(JOB 1):
Arrange the entry lines below between the line containing "Patent image size: (931, 1329)." and the line containing "The vent hole 326b is at (703, 950).", inclusive, as a Markdown table with the columns Row and Line, leaving out blank lines.
------------
In our Master of Science in Physics and Astronomy (2 years, 120 ECTS, jointly organised with Universiteit Gent), teaching is done in small groups, with a strong component of personal interactions between teaching staff and students. Around 50% of our graduates currently move on to a PhD. Apart from a focus on Research, we also offer the Minor in Economy and Business and it is possible to study towards a degree in physics education in the dedicated educational master (in Dutch) which includes a substantial fraction of the physics curriculum.

STUDENTS AS SCIENTISTS

The offered courses are strongly embedded in ongoing research programmes. Through intensive collaboration with team members of the different research groups, you will get the opportunity to develop and improve your scientific skills. Our researchers at VUB have strong connections both within Belgium (UGent and ULB) and in- and outside of Europe through research projects, such as leading and visible presence in the IceCube Neutrino Observatory in Antarctica and the CMS experiment at CERN. Many of our students have the opportunity to an internship or research for their Master's thesis in Geneva during their studies. This close connection to research means our students are well-prepared for a PhD-position, with around half of our graduates pursuing such a career in research.
------------
(JOB 2):
Set down the part of the physics master's program description between "In our Master" and "the physics curriculum.", inclusive, word for word.
------------
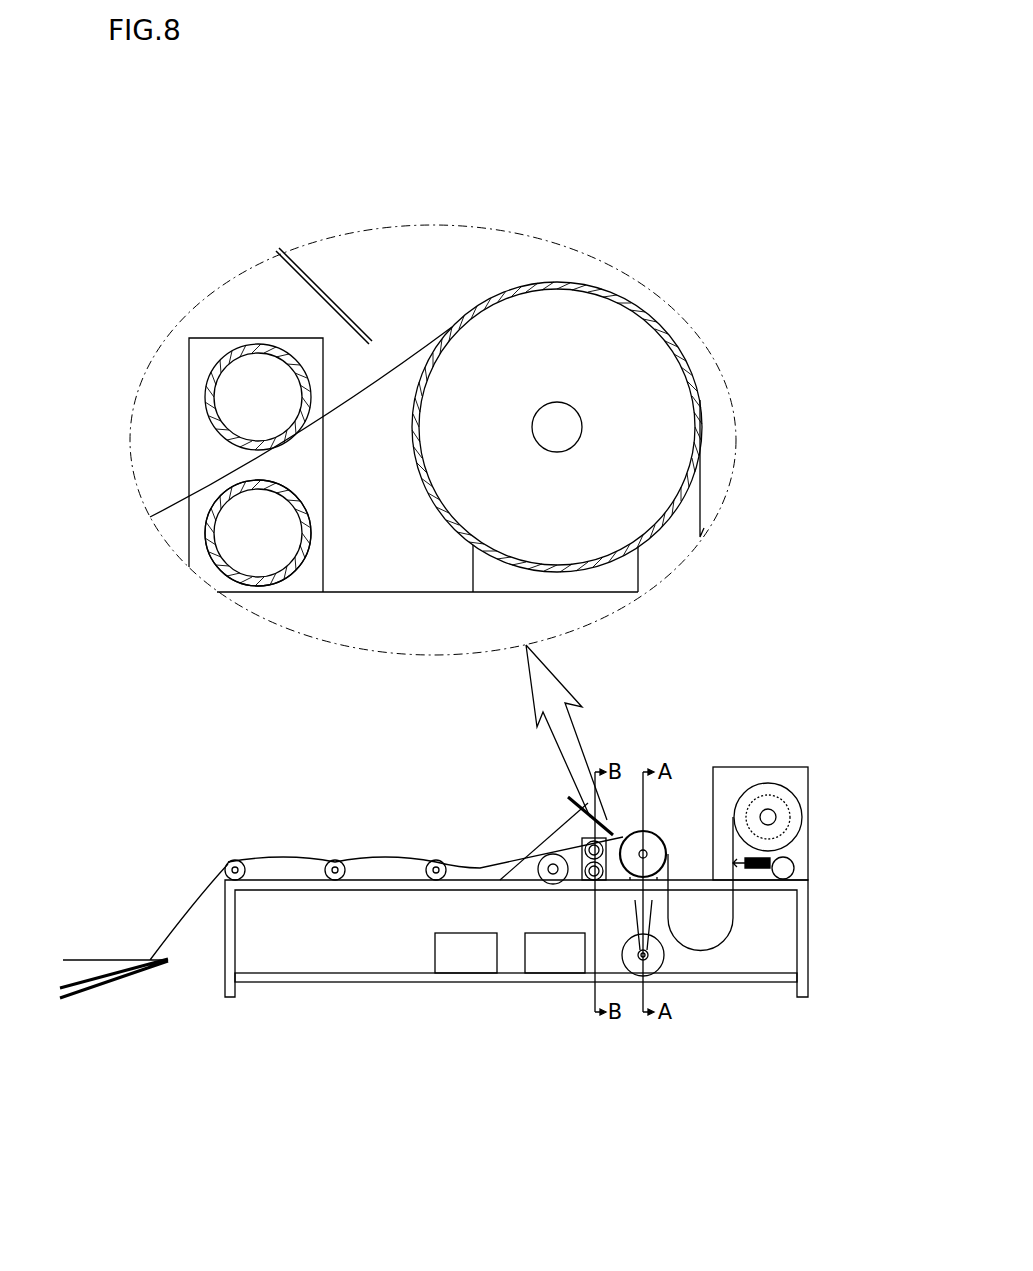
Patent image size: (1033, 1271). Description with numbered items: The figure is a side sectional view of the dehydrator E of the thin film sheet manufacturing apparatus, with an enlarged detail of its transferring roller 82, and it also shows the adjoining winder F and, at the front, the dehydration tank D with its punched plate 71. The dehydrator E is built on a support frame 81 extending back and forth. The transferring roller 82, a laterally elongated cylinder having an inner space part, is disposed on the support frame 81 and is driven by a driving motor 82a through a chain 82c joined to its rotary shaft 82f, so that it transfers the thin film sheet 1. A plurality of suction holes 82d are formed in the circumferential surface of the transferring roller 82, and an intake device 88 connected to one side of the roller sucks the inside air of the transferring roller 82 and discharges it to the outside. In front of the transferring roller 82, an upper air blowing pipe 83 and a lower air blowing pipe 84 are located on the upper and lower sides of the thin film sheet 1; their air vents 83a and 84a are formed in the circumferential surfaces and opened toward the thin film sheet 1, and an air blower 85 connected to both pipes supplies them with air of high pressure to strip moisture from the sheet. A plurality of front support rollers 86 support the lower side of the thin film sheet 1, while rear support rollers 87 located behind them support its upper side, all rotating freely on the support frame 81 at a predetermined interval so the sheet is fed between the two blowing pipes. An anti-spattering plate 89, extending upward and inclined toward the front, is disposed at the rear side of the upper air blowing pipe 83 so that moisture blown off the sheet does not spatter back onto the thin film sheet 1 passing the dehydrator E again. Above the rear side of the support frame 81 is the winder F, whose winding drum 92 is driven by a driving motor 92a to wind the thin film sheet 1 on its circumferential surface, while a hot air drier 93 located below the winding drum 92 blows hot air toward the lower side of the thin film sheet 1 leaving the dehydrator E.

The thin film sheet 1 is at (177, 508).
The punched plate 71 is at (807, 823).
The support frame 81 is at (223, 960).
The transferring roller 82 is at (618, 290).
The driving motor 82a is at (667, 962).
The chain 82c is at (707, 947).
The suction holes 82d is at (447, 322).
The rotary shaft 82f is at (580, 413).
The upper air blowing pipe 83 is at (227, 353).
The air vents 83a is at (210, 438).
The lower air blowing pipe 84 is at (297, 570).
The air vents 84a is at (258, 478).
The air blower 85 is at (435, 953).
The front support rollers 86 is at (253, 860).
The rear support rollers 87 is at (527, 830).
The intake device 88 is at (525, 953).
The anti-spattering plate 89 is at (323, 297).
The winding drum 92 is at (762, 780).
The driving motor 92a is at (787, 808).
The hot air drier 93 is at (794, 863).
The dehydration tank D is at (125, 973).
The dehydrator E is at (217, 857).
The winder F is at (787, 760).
------------
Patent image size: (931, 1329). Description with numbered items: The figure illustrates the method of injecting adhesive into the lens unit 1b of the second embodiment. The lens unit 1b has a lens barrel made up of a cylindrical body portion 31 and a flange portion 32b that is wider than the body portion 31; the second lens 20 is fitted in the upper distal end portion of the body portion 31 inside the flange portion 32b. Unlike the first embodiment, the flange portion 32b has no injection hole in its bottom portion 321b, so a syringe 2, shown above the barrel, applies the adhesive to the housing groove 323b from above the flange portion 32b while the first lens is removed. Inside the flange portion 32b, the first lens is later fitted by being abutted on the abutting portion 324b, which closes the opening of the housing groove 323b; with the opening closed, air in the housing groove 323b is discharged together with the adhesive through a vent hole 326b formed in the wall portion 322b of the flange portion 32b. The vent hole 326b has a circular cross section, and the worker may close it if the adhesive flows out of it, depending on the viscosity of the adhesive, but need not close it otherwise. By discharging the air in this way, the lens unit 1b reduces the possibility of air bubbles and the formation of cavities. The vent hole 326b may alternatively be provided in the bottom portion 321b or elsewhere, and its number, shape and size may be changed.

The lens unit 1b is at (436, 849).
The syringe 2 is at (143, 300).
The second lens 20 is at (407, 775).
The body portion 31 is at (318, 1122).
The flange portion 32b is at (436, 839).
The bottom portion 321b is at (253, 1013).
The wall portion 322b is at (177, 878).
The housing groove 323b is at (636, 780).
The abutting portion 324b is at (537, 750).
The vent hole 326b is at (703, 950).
------------
(TASK SOLUTION 1):
| Row | Line |
|---|---|
| 1 | Patent image size: (931, 1329). Description with numbered items: The figure illustrates the method of injecting adhesive into the lens unit 1b of the second embodiment. The lens unit 1b has a lens barrel made up of a cylindrical body portion 31 and a flange portion 32b that is wider than the body portion 31; the second lens 20 is fitted in the upper distal end portion of the body portion 31 inside the flange portion 32b. Unlike the first embodiment, the flange portion 32b has no injection hole in its bottom portion 321b, so a syringe 2, shown above the barrel, applies the adhesive to the housing groove 323b from above the flange portion 32b while the first lens is removed. Inside the flange portion 32b, the first lens is later fitted by being abutted on the abutting portion 324b, which closes the opening of the housing groove 323b; with the opening closed, air in the housing groove 323b is discharged together with the adhesive through a vent hole 326b formed in the wall portion 322b of the flange portion 32b. The vent hole 326b has a circular cross section, and the worker may close it if the adhesive flows out of it, depending on the viscosity of the adhesive, but need not close it otherwise. By discharging the air in this way, the lens unit 1b reduces the possibility of air bubbles and the formation of cavities. The vent hole 326b may alternatively be provided in the bottom portion 321b or elsewhere, and its number, shape and size may be changed. |
| 2 | The lens unit 1b is at (436, 849). |
| 3 | The syringe 2 is at (143, 300). |
| 4 | The second lens 20 is at (407, 775). |
| 5 | The body portion 31 is at (318, 1122). |
| 6 | The flange portion 32b is at (436, 839). |
| 7 | The bottom portion 321b is at (253, 1013). |
| 8 | The wall portion 322b is at (177, 878). |
| 9 | The housing groove 323b is at (636, 780). |
| 10 | The abutting portion 324b is at (537, 750). |
| 11 | The vent hole 326b is at (703, 950). |

(TASK SOLUTION 2):
In our Master of Science in Physics and Astronomy (2 years, 120 ECTS, jointly organised with Universiteit Gent), teaching is done in small groups, with a strong component of personal interactions between teaching staff and students. Around 50% of our graduates currently move on to a PhD. Apart from a focus on Research, we also offer the Minor in Economy and Business and it is possible to study towards a degree in physics education in the dedicated educational master (in Dutch) which includes a substantial fraction of the physics curriculum.